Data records
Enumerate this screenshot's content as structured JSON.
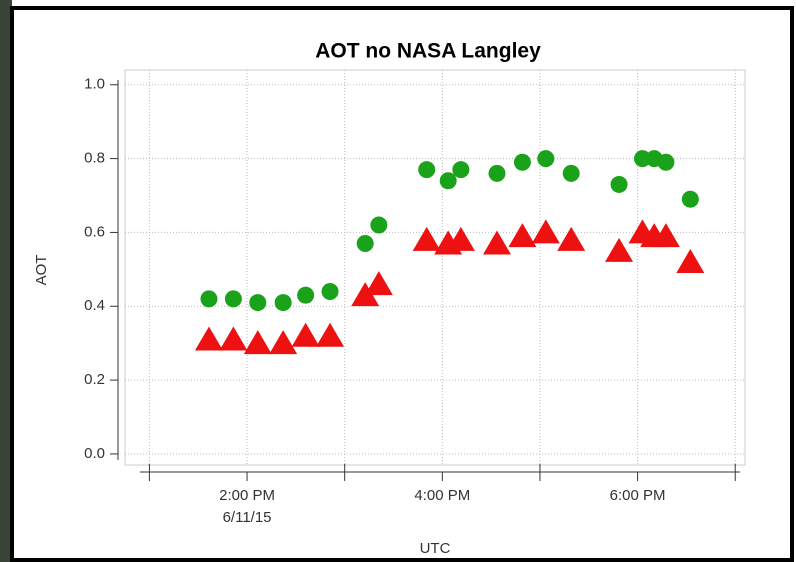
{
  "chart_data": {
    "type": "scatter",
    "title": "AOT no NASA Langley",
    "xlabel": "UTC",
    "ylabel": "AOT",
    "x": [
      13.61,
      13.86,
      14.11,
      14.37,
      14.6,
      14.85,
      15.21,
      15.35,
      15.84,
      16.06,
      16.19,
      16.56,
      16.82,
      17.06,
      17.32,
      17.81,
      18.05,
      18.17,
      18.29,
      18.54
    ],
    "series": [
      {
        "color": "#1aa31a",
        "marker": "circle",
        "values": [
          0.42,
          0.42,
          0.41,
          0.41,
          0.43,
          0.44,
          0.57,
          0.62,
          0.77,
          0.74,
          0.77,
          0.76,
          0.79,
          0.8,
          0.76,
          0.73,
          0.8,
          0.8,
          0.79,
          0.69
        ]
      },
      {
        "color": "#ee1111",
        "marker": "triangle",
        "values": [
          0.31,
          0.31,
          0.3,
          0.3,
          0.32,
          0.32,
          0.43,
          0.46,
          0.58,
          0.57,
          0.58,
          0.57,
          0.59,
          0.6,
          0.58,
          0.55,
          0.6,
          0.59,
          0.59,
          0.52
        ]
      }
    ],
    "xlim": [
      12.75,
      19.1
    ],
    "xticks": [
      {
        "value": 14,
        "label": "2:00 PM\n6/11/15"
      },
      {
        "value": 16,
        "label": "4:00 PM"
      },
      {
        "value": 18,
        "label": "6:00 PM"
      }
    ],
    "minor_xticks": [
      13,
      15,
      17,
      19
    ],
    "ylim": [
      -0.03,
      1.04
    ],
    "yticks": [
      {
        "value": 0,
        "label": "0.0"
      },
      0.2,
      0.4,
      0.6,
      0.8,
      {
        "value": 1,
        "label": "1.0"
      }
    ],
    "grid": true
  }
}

Stated goal -
Leave out the pictures and output every record above precisely as given.

Task output -
Enumerate this screenshot's content as structured JSON.
{
  "chart_data": {
    "type": "scatter",
    "title": "AOT no NASA Langley",
    "xlabel": "UTC",
    "ylabel": "AOT",
    "x": [
      13.61,
      13.86,
      14.11,
      14.37,
      14.6,
      14.85,
      15.21,
      15.35,
      15.84,
      16.06,
      16.19,
      16.56,
      16.82,
      17.06,
      17.32,
      17.81,
      18.05,
      18.17,
      18.29,
      18.54
    ],
    "series": [
      {
        "color": "#1aa31a",
        "marker": "circle",
        "values": [
          0.42,
          0.42,
          0.41,
          0.41,
          0.43,
          0.44,
          0.57,
          0.62,
          0.77,
          0.74,
          0.77,
          0.76,
          0.79,
          0.8,
          0.76,
          0.73,
          0.8,
          0.8,
          0.79,
          0.69
        ]
      },
      {
        "color": "#ee1111",
        "marker": "triangle",
        "values": [
          0.31,
          0.31,
          0.3,
          0.3,
          0.32,
          0.32,
          0.43,
          0.46,
          0.58,
          0.57,
          0.58,
          0.57,
          0.59,
          0.6,
          0.58,
          0.55,
          0.6,
          0.59,
          0.59,
          0.52
        ]
      }
    ],
    "xlim": [
      12.75,
      19.1
    ],
    "xticks": [
      {
        "value": 14,
        "label": "2:00 PM\n6/11/15"
      },
      {
        "value": 16,
        "label": "4:00 PM"
      },
      {
        "value": 18,
        "label": "6:00 PM"
      }
    ],
    "minor_xticks": [
      13,
      15,
      17,
      19
    ],
    "ylim": [
      -0.03,
      1.04
    ],
    "yticks": [
      {
        "value": 0,
        "label": "0.0"
      },
      0.2,
      0.4,
      0.6,
      0.8,
      {
        "value": 1,
        "label": "1.0"
      }
    ],
    "grid": true
  }
}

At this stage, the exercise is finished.